**EXERCISE BRIEF:** Look through the material below and give the number of lines holding "clearance", with no other words.

** START DATA ENTRIES **

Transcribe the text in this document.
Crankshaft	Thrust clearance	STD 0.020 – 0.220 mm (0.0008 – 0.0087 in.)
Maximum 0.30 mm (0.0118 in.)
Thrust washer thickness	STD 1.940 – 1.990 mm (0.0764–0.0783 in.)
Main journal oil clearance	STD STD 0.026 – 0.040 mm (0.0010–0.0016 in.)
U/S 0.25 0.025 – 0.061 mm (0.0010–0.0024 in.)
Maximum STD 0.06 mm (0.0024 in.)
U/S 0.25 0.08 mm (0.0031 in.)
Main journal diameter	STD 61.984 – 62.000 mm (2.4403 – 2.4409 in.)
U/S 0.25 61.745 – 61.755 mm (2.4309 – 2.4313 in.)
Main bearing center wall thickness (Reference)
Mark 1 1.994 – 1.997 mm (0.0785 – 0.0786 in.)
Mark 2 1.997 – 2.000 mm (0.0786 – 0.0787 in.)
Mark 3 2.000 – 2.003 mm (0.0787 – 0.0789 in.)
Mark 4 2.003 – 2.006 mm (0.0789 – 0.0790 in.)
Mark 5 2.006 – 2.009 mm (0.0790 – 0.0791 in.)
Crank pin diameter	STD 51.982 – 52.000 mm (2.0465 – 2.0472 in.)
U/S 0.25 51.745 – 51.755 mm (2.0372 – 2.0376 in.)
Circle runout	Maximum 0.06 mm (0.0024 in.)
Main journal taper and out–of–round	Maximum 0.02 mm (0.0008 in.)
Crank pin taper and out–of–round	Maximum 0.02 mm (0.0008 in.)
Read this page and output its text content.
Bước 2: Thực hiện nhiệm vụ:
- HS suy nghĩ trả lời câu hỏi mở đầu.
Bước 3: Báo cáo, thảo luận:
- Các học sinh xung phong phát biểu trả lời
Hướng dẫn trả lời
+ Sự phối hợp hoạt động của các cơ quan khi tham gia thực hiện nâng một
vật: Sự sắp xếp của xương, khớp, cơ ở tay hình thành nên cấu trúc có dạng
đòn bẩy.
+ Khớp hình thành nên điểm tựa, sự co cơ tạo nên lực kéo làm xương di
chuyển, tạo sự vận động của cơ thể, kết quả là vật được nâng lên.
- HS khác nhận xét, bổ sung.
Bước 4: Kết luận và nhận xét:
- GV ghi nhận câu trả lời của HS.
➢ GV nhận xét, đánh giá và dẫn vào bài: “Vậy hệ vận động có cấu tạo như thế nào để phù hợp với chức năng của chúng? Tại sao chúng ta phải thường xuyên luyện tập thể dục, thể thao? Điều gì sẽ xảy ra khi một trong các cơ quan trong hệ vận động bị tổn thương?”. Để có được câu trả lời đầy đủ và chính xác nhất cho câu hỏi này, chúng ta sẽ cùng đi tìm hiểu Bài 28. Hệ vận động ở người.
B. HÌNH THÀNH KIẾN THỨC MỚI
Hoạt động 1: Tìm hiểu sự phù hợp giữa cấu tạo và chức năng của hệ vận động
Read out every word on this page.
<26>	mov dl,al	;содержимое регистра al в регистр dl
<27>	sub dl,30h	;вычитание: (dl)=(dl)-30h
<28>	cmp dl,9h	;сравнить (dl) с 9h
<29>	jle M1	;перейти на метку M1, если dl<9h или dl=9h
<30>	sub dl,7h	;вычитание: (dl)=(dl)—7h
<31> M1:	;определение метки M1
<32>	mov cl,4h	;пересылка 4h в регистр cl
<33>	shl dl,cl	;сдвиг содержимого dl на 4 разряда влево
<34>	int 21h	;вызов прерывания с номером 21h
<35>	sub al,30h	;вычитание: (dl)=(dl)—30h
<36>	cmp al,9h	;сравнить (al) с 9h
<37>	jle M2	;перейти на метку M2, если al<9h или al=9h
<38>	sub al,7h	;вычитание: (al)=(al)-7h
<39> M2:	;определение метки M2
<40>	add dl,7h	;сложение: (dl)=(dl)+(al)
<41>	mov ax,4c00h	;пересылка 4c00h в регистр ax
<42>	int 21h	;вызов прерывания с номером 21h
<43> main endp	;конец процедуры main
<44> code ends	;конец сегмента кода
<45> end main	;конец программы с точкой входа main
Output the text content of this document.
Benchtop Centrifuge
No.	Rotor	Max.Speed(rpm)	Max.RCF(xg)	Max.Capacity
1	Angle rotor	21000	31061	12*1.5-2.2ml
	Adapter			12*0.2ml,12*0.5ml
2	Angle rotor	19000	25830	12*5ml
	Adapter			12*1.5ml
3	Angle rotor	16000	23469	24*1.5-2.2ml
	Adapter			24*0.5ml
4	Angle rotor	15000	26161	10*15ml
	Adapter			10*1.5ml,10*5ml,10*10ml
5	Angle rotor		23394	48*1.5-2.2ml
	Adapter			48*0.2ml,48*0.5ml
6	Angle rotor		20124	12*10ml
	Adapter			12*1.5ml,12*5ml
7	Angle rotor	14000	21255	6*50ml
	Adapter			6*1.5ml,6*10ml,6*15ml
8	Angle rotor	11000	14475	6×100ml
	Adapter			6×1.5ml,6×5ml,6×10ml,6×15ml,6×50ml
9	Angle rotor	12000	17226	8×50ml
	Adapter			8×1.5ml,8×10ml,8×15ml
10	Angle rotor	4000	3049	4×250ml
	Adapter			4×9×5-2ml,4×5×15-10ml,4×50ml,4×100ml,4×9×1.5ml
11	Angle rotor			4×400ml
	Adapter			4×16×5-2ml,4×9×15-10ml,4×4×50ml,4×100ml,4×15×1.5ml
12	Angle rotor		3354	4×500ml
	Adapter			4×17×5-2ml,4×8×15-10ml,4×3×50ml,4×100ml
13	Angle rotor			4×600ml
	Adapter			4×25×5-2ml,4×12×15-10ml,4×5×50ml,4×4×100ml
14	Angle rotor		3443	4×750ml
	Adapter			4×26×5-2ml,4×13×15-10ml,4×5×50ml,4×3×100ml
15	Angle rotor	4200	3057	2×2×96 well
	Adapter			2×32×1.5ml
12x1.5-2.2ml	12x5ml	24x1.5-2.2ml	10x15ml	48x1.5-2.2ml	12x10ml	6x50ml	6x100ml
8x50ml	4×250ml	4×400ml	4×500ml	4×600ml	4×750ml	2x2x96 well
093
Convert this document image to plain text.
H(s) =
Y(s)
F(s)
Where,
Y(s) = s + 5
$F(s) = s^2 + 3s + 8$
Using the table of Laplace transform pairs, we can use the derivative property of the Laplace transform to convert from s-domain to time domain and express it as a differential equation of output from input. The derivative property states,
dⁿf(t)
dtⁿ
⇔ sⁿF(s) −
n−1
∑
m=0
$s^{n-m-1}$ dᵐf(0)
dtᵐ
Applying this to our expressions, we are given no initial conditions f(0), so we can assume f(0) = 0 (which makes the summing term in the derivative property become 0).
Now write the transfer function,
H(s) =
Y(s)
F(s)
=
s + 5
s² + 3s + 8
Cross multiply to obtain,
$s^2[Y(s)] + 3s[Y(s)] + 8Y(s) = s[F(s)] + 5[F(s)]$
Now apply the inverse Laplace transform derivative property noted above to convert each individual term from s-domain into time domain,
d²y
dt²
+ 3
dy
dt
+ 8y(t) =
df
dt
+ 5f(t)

** END DATA ENTRIES **

**TASK SOLUTION:** 2